(Collection entries)
- - - -
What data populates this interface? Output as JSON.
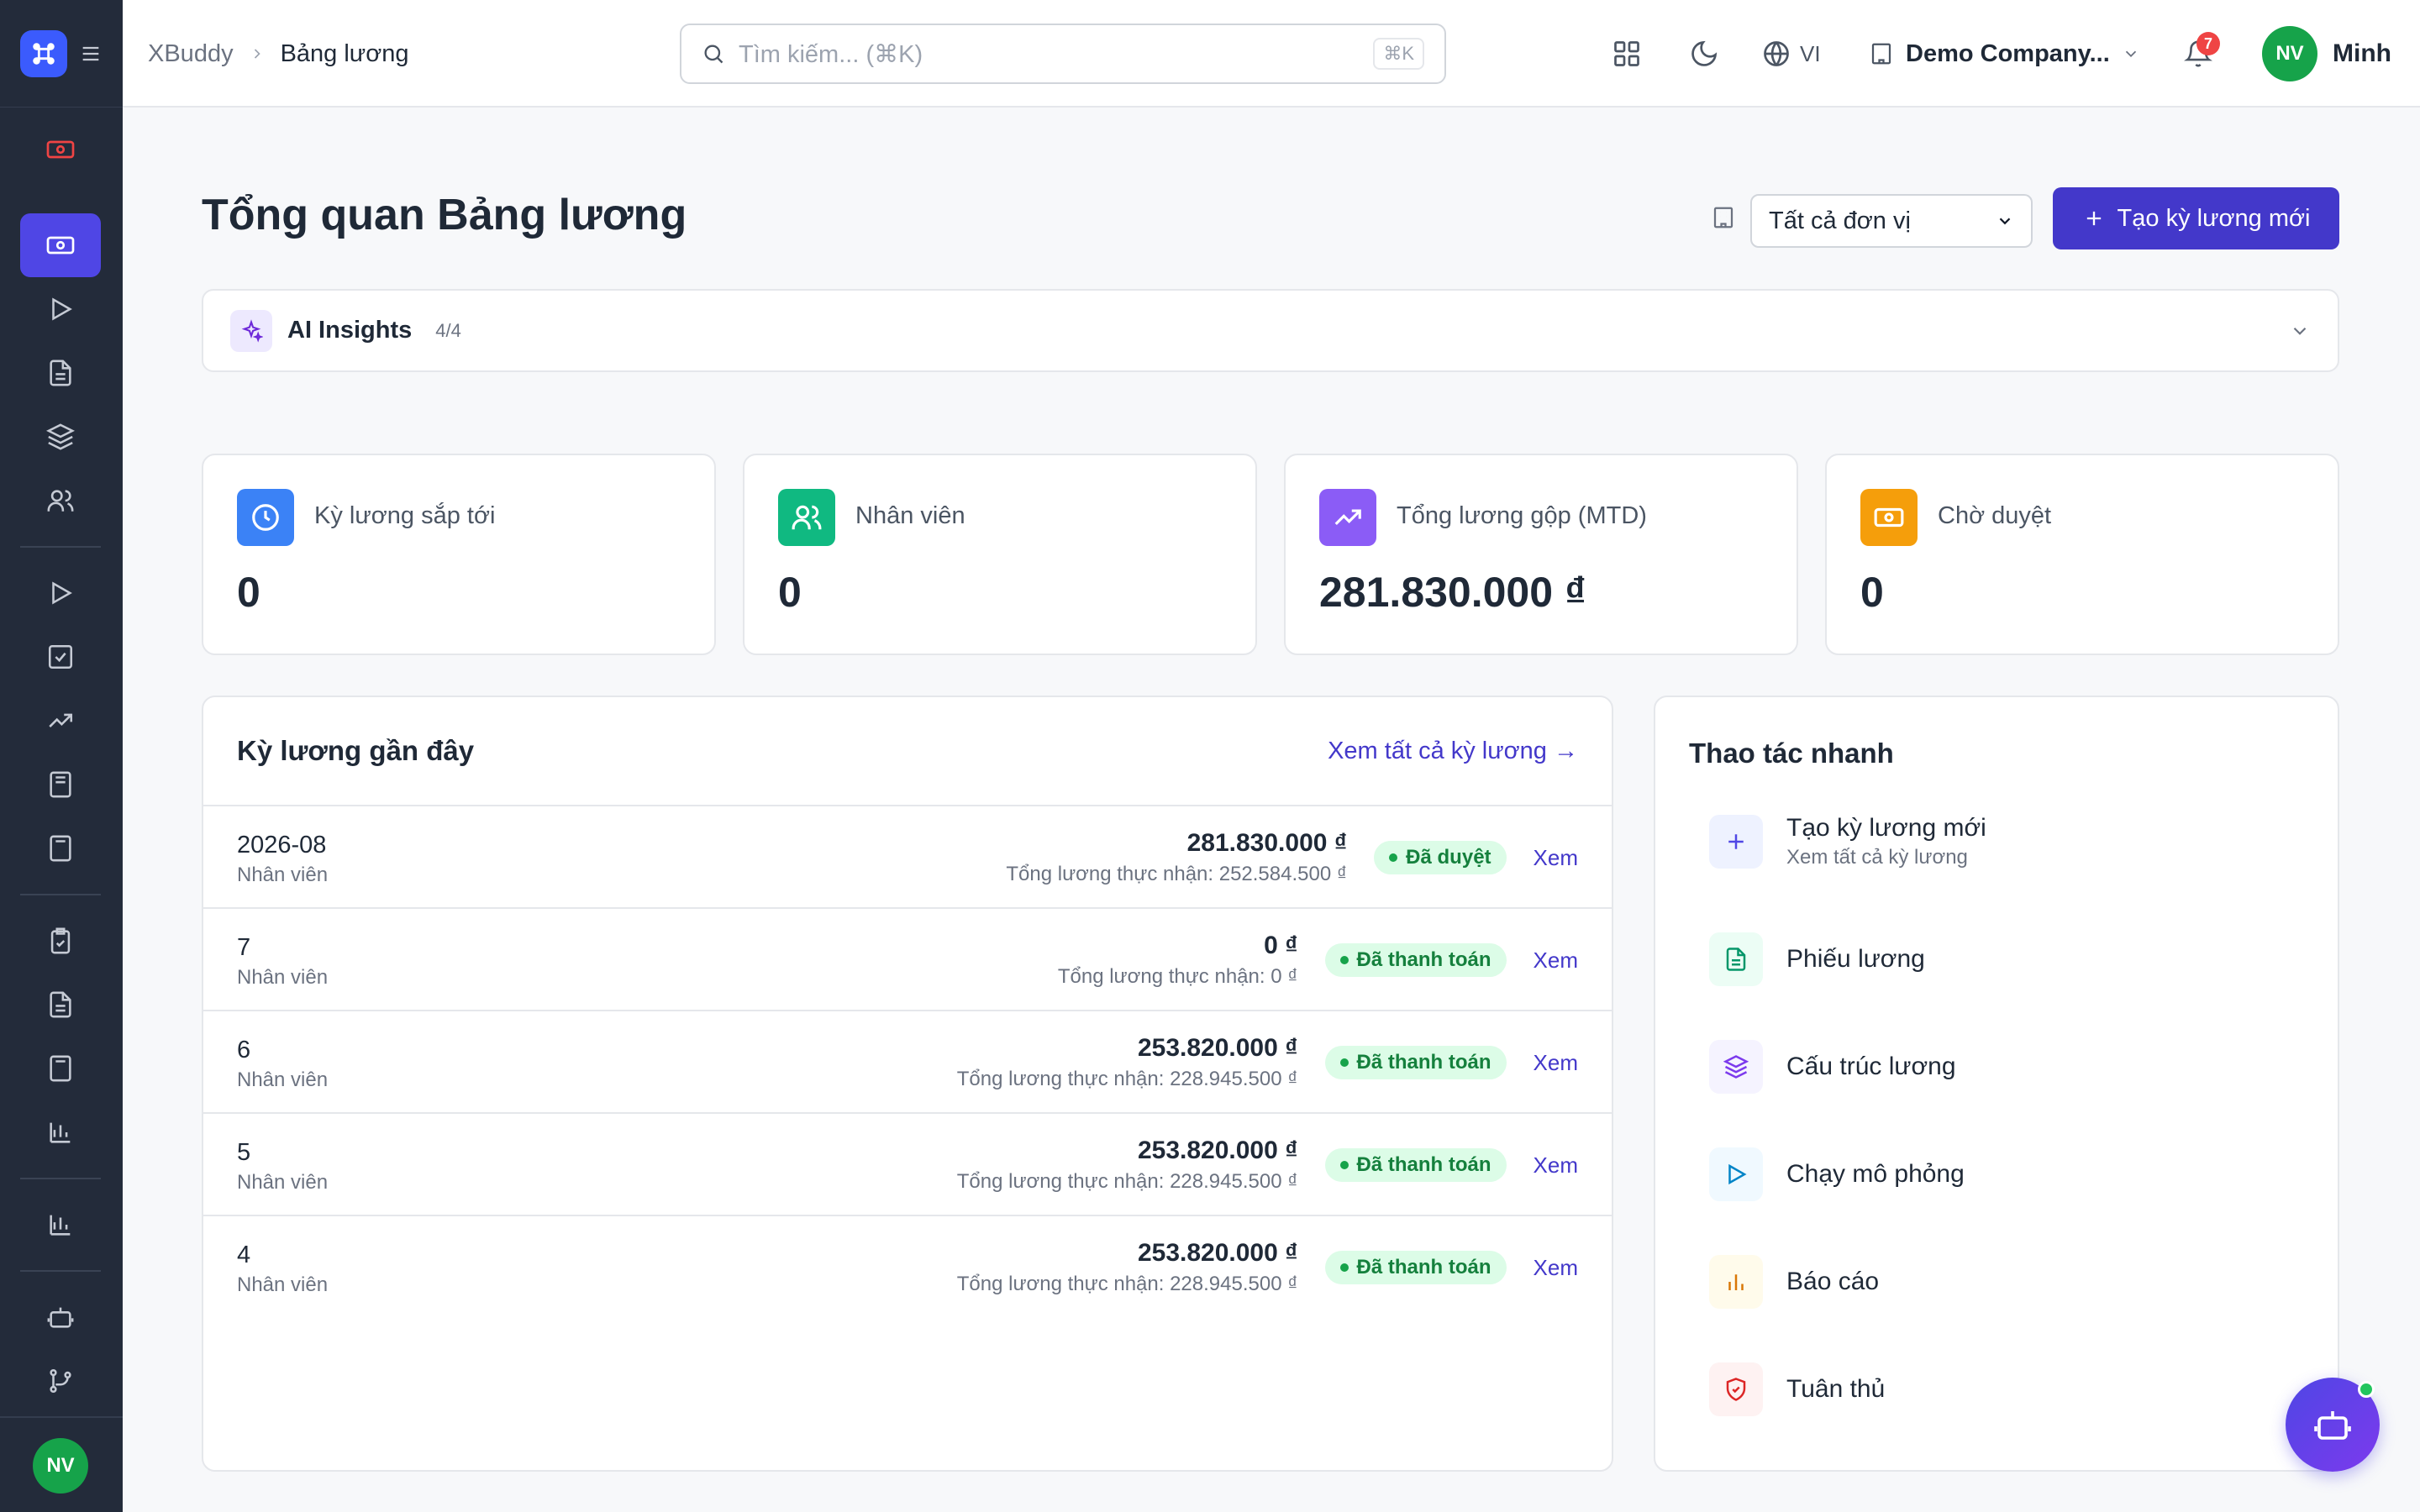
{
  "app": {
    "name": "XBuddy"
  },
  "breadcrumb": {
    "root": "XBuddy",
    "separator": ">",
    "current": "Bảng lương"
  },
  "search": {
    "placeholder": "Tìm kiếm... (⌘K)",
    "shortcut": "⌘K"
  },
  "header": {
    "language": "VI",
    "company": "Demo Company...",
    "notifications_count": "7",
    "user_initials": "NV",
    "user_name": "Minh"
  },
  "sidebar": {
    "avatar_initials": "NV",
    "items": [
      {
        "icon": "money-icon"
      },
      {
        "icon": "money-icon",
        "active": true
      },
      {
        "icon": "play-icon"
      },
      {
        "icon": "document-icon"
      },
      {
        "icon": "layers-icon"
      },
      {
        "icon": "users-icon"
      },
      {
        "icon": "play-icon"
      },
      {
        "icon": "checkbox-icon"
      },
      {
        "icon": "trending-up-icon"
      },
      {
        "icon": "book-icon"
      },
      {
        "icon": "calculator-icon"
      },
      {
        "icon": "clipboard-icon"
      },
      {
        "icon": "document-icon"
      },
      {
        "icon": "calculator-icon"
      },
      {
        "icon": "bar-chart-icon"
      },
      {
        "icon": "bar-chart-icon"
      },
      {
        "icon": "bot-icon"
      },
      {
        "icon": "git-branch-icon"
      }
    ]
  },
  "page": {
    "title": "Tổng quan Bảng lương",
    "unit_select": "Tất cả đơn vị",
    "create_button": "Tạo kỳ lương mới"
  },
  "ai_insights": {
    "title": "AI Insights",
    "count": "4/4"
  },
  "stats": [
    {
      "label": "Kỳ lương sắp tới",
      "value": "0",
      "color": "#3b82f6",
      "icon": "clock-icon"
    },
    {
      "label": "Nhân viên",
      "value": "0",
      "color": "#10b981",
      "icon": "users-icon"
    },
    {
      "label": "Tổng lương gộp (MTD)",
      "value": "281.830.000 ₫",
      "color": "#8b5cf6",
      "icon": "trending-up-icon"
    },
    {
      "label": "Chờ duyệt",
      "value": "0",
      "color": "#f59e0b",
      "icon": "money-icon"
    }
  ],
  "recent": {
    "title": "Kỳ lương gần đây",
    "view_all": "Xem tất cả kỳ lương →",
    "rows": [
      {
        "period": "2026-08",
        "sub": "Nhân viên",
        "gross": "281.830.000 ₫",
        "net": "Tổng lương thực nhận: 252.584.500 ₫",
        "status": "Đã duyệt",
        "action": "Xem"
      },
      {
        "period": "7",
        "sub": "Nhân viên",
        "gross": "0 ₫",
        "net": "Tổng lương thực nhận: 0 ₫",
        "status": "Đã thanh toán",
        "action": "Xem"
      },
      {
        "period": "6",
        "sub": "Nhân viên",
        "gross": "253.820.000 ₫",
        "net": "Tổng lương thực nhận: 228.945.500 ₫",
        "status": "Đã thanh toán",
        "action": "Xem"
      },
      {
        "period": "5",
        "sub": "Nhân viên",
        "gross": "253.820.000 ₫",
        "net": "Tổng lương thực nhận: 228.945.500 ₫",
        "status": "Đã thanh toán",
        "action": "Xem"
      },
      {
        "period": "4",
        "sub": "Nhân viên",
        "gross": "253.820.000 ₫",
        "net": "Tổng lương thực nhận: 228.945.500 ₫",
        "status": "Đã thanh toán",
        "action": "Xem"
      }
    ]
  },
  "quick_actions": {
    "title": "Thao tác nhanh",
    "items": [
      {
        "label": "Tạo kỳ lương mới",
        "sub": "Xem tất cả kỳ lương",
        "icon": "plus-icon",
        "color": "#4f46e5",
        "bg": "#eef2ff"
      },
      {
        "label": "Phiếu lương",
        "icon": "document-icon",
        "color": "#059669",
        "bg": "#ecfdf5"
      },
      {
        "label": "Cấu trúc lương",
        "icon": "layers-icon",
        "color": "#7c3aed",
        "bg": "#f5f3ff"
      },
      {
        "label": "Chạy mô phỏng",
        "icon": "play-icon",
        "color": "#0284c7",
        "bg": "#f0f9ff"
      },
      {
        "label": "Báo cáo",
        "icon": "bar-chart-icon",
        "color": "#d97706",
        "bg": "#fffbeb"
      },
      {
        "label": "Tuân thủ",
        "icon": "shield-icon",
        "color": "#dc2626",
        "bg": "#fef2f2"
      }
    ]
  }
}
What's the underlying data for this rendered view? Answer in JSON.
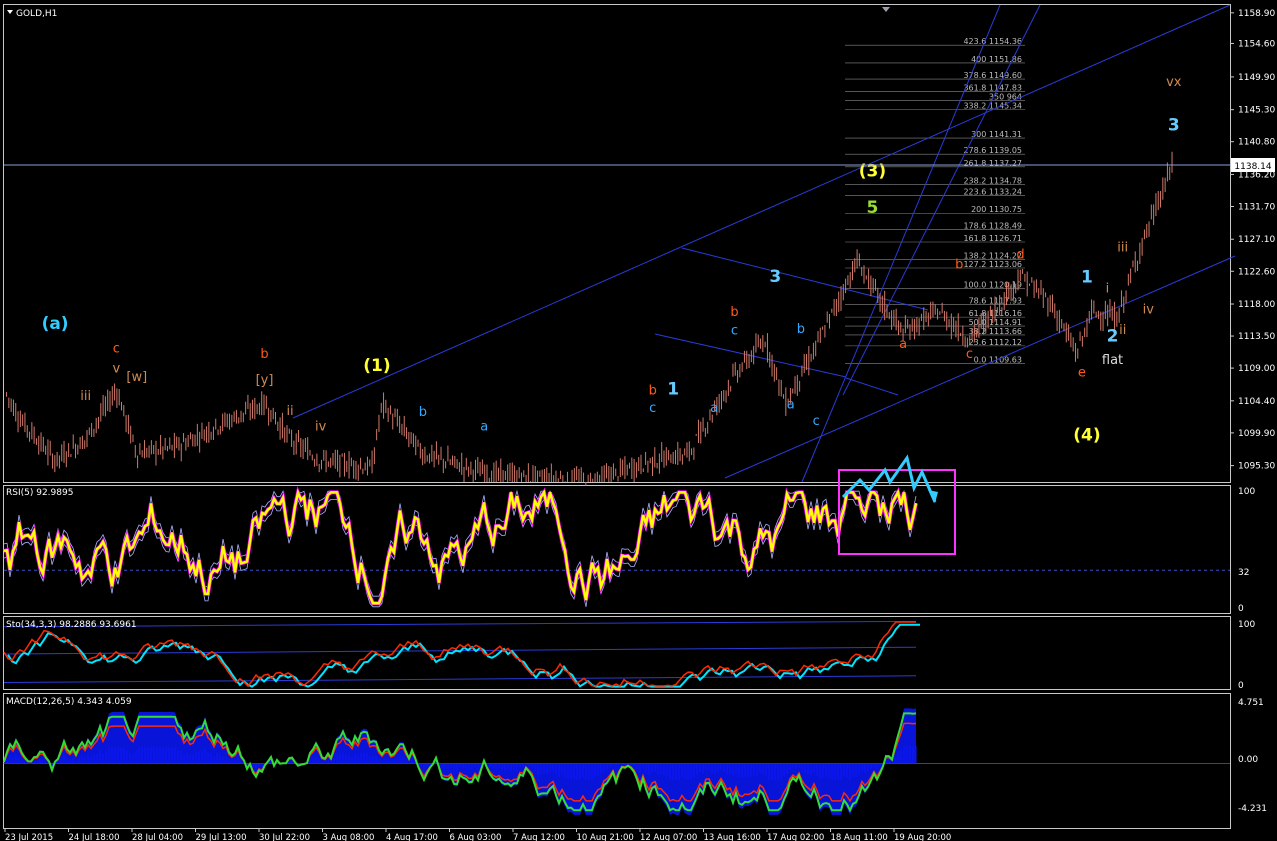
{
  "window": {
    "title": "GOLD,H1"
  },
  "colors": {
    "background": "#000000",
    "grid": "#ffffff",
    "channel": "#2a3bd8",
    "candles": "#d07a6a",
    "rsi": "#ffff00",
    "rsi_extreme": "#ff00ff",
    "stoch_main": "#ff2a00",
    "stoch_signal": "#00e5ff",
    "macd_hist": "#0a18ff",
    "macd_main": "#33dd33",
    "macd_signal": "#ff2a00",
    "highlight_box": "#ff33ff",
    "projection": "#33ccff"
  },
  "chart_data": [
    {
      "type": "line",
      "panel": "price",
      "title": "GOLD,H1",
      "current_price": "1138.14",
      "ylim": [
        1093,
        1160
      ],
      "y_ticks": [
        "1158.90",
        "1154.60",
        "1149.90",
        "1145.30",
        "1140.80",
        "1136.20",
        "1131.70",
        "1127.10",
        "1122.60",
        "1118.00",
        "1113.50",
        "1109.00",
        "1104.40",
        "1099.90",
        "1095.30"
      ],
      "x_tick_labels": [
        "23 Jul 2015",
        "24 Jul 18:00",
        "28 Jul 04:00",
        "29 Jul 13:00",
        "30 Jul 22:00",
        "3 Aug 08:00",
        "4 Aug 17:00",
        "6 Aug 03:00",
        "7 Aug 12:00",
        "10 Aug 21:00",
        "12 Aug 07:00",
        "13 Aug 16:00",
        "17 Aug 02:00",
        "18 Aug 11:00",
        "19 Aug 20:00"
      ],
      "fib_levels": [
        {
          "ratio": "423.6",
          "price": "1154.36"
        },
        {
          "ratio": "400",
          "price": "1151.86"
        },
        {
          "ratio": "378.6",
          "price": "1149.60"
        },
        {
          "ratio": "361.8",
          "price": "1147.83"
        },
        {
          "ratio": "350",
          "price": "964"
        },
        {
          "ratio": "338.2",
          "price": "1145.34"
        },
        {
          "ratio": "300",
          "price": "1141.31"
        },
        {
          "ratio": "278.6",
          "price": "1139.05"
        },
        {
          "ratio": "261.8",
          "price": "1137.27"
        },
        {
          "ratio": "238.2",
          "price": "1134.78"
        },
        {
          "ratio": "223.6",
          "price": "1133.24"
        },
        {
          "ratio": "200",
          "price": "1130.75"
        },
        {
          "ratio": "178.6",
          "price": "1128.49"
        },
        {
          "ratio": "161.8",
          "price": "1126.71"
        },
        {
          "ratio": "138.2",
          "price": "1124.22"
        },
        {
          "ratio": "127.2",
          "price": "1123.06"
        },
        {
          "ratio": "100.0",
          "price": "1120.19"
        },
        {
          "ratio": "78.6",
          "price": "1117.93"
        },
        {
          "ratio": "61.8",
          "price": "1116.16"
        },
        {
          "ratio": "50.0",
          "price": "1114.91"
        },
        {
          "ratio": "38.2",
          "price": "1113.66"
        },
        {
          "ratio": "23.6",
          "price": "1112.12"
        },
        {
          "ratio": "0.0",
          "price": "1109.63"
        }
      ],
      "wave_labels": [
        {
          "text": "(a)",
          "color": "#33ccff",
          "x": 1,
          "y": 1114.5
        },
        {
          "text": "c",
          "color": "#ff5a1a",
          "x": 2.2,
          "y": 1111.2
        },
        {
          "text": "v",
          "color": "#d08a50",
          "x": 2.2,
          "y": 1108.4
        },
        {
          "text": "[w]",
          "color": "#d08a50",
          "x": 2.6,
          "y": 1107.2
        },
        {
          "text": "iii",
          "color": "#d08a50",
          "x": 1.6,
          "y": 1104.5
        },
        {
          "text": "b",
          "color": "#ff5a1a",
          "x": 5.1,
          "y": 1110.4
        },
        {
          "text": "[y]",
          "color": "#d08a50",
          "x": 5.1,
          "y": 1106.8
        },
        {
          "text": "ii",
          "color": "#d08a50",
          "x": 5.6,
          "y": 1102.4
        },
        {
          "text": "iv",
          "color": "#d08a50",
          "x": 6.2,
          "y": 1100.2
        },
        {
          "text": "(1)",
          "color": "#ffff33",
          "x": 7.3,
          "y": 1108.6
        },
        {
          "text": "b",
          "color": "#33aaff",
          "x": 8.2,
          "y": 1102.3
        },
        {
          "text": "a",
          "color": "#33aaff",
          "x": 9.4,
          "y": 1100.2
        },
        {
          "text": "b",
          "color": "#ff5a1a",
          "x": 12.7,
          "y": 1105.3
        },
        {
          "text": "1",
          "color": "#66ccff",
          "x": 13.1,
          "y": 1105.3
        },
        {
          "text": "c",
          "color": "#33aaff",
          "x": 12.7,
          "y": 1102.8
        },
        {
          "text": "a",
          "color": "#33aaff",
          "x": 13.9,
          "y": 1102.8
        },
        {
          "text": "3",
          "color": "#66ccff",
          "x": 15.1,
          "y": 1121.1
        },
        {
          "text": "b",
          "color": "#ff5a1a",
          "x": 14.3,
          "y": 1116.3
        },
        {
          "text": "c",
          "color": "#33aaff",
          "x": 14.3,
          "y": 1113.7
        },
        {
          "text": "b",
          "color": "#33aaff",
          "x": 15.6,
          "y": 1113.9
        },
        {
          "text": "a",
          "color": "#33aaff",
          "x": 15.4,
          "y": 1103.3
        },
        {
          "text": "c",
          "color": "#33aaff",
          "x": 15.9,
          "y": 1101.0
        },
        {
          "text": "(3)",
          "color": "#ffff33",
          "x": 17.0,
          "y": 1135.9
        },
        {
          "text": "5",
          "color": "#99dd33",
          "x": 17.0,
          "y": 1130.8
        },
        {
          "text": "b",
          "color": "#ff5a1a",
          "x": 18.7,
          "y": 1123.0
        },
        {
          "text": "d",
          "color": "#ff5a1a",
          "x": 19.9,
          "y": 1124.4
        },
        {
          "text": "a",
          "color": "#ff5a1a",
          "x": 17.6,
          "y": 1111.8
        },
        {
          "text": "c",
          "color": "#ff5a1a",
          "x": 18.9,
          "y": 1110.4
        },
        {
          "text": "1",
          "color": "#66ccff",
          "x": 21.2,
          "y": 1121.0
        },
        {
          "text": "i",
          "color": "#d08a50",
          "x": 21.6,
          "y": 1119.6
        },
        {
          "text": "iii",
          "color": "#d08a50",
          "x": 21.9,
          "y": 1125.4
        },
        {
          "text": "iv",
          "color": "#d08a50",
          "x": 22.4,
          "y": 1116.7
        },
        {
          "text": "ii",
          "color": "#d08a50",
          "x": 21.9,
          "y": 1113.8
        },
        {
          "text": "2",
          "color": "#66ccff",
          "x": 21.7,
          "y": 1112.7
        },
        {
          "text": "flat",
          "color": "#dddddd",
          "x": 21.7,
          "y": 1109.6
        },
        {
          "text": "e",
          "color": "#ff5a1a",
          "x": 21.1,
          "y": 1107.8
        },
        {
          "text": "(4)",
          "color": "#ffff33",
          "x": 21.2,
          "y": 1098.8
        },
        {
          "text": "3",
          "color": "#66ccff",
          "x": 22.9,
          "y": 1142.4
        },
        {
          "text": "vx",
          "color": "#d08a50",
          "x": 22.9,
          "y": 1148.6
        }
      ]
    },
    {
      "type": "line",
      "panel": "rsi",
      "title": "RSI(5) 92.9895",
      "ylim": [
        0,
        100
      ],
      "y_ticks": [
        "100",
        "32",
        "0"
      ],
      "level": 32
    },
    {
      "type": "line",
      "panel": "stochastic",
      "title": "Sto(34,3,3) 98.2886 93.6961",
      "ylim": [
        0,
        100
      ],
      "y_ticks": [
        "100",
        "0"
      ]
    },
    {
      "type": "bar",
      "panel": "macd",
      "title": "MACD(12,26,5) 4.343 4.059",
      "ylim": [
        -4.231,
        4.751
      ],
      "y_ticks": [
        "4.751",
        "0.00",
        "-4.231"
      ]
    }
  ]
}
- - - -
**Given request**
Copy out each line of the listing that holds "Tổng".

**Task output**
    "title": "Tổng quan Bảng lương",
      "label": "Tổng lương gộp (MTD)",
        "net": "Tổng lương thực nhận: 252.584.500 ₫",
        "net": "Tổng lương thực nhận: 0 ₫",
        "net": "Tổng lương thực nhận: 228.945.500 ₫",
        "net": "Tổng lương thực nhận: 228.945.500 ₫",
        "net": "Tổng lương thực nhận: 228.945.500 ₫",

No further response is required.